◆ REQUIREMENT
All of the data needs to be repeated exactly.
== RECORD LIST ==
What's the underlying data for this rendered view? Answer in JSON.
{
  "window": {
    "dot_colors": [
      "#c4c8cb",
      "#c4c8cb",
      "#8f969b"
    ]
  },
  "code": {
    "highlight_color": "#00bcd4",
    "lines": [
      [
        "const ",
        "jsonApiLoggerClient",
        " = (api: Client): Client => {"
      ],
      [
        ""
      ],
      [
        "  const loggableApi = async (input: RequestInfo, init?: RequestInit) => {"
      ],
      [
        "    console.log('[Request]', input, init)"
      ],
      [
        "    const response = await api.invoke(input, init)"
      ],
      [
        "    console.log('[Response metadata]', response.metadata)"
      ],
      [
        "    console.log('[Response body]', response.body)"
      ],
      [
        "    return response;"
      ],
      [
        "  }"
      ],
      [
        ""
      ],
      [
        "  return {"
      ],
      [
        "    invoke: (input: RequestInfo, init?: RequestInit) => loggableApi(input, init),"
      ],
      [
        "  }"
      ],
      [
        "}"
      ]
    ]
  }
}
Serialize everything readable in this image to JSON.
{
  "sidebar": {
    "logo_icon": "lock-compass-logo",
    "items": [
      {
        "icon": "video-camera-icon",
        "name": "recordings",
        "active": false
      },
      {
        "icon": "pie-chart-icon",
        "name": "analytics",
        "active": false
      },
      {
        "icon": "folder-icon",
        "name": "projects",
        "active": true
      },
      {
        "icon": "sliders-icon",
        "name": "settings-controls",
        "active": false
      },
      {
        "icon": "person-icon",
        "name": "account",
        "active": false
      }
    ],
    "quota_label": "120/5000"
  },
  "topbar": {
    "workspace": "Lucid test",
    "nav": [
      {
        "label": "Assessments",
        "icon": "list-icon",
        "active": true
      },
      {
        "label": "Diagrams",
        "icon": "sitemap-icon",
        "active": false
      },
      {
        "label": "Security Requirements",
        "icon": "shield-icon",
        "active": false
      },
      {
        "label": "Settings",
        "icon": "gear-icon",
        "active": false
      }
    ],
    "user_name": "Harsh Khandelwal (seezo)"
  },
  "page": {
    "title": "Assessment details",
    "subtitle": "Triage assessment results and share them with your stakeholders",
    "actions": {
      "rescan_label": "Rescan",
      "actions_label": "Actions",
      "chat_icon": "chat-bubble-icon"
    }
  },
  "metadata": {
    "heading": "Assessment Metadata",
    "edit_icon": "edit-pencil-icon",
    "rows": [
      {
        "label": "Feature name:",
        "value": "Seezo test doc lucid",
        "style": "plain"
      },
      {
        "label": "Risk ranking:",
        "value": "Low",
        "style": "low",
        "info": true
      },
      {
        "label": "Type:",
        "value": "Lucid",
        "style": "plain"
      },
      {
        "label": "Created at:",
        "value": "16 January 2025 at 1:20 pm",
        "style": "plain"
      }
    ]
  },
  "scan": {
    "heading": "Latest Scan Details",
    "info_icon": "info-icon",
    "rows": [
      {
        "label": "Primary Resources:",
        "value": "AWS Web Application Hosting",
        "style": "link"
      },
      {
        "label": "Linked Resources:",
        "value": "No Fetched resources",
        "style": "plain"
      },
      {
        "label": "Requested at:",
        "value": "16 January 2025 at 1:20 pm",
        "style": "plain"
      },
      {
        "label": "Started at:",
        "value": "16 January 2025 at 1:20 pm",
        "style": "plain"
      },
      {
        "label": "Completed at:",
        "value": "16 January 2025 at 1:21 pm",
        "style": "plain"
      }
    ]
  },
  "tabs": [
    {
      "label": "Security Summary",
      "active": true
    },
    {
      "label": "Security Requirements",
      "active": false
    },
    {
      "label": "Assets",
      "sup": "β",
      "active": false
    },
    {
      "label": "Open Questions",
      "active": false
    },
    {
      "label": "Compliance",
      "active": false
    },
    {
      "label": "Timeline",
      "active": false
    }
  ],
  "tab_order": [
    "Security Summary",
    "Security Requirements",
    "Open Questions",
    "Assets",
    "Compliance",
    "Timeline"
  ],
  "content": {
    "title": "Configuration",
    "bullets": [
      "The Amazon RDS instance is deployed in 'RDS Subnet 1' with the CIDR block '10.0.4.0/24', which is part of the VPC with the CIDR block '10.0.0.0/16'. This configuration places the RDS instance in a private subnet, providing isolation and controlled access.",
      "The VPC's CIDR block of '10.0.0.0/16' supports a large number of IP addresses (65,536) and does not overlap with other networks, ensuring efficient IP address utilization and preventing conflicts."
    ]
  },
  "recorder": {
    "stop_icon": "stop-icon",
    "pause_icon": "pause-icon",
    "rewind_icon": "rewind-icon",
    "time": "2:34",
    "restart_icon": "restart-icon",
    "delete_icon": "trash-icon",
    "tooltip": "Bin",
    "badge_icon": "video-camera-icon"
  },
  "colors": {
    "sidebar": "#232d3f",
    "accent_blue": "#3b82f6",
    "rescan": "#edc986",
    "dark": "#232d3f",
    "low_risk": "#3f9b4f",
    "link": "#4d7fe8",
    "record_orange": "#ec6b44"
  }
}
===
◆ WRITTEN SOLUTION
What's the underlying data for this rendered view? Answer in JSON.
{
  "window": {
    "dot_colors": [
      "#c4c8cb",
      "#c4c8cb",
      "#8f969b"
    ]
  },
  "code": {
    "highlight_color": "#00bcd4",
    "lines": [
      [
        "const ",
        "jsonApiLoggerClient",
        " = (api: Client): Client => {"
      ],
      [
        ""
      ],
      [
        "  const loggableApi = async (input: RequestInfo, init?: RequestInit) => {"
      ],
      [
        "    console.log('[Request]', input, init)"
      ],
      [
        "    const response = await api.invoke(input, init)"
      ],
      [
        "    console.log('[Response metadata]', response.metadata)"
      ],
      [
        "    console.log('[Response body]', response.body)"
      ],
      [
        "    return response;"
      ],
      [
        "  }"
      ],
      [
        ""
      ],
      [
        "  return {"
      ],
      [
        "    invoke: (input: RequestInfo, init?: RequestInit) => loggableApi(input, init),"
      ],
      [
        "  }"
      ],
      [
        "}"
      ]
    ]
  }
}
Serialize everything readable in this image to JSON.
{
  "sidebar": {
    "logo_icon": "lock-compass-logo",
    "items": [
      {
        "icon": "video-camera-icon",
        "name": "recordings",
        "active": false
      },
      {
        "icon": "pie-chart-icon",
        "name": "analytics",
        "active": false
      },
      {
        "icon": "folder-icon",
        "name": "projects",
        "active": true
      },
      {
        "icon": "sliders-icon",
        "name": "settings-controls",
        "active": false
      },
      {
        "icon": "person-icon",
        "name": "account",
        "active": false
      }
    ],
    "quota_label": "120/5000"
  },
  "topbar": {
    "workspace": "Lucid test",
    "nav": [
      {
        "label": "Assessments",
        "icon": "list-icon",
        "active": true
      },
      {
        "label": "Diagrams",
        "icon": "sitemap-icon",
        "active": false
      },
      {
        "label": "Security Requirements",
        "icon": "shield-icon",
        "active": false
      },
      {
        "label": "Settings",
        "icon": "gear-icon",
        "active": false
      }
    ],
    "user_name": "Harsh Khandelwal (seezo)"
  },
  "page": {
    "title": "Assessment details",
    "subtitle": "Triage assessment results and share them with your stakeholders",
    "actions": {
      "rescan_label": "Rescan",
      "actions_label": "Actions",
      "chat_icon": "chat-bubble-icon"
    }
  },
  "metadata": {
    "heading": "Assessment Metadata",
    "edit_icon": "edit-pencil-icon",
    "rows": [
      {
        "label": "Feature name:",
        "value": "Seezo test doc lucid",
        "style": "plain"
      },
      {
        "label": "Risk ranking:",
        "value": "Low",
        "style": "low",
        "info": true
      },
      {
        "label": "Type:",
        "value": "Lucid",
        "style": "plain"
      },
      {
        "label": "Created at:",
        "value": "16 January 2025 at 1:20 pm",
        "style": "plain"
      }
    ]
  },
  "scan": {
    "heading": "Latest Scan Details",
    "info_icon": "info-icon",
    "rows": [
      {
        "label": "Primary Resources:",
        "value": "AWS Web Application Hosting",
        "style": "link"
      },
      {
        "label": "Linked Resources:",
        "value": "No Fetched resources",
        "style": "plain"
      },
      {
        "label": "Requested at:",
        "value": "16 January 2025 at 1:20 pm",
        "style": "plain"
      },
      {
        "label": "Started at:",
        "value": "16 January 2025 at 1:20 pm",
        "style": "plain"
      },
      {
        "label": "Completed at:",
        "value": "16 January 2025 at 1:21 pm",
        "style": "plain"
      }
    ]
  },
  "tabs": [
    {
      "label": "Security Summary",
      "active": true
    },
    {
      "label": "Security Requirements",
      "active": false
    },
    {
      "label": "Assets",
      "sup": "β",
      "active": false
    },
    {
      "label": "Open Questions",
      "active": false
    },
    {
      "label": "Compliance",
      "active": false
    },
    {
      "label": "Timeline",
      "active": false
    }
  ],
  "tab_order": [
    "Security Summary",
    "Security Requirements",
    "Open Questions",
    "Assets",
    "Compliance",
    "Timeline"
  ],
  "content": {
    "title": "Configuration",
    "bullets": [
      "The Amazon RDS instance is deployed in 'RDS Subnet 1' with the CIDR block '10.0.4.0/24', which is part of the VPC with the CIDR block '10.0.0.0/16'. This configuration places the RDS instance in a private subnet, providing isolation and controlled access.",
      "The VPC's CIDR block of '10.0.0.0/16' supports a large number of IP addresses (65,536) and does not overlap with other networks, ensuring efficient IP address utilization and preventing conflicts."
    ]
  },
  "recorder": {
    "stop_icon": "stop-icon",
    "pause_icon": "pause-icon",
    "rewind_icon": "rewind-icon",
    "time": "2:34",
    "restart_icon": "restart-icon",
    "delete_icon": "trash-icon",
    "tooltip": "Bin",
    "badge_icon": "video-camera-icon"
  },
  "colors": {
    "sidebar": "#232d3f",
    "accent_blue": "#3b82f6",
    "rescan": "#edc986",
    "dark": "#232d3f",
    "low_risk": "#3f9b4f",
    "link": "#4d7fe8",
    "record_orange": "#ec6b44"
  }
}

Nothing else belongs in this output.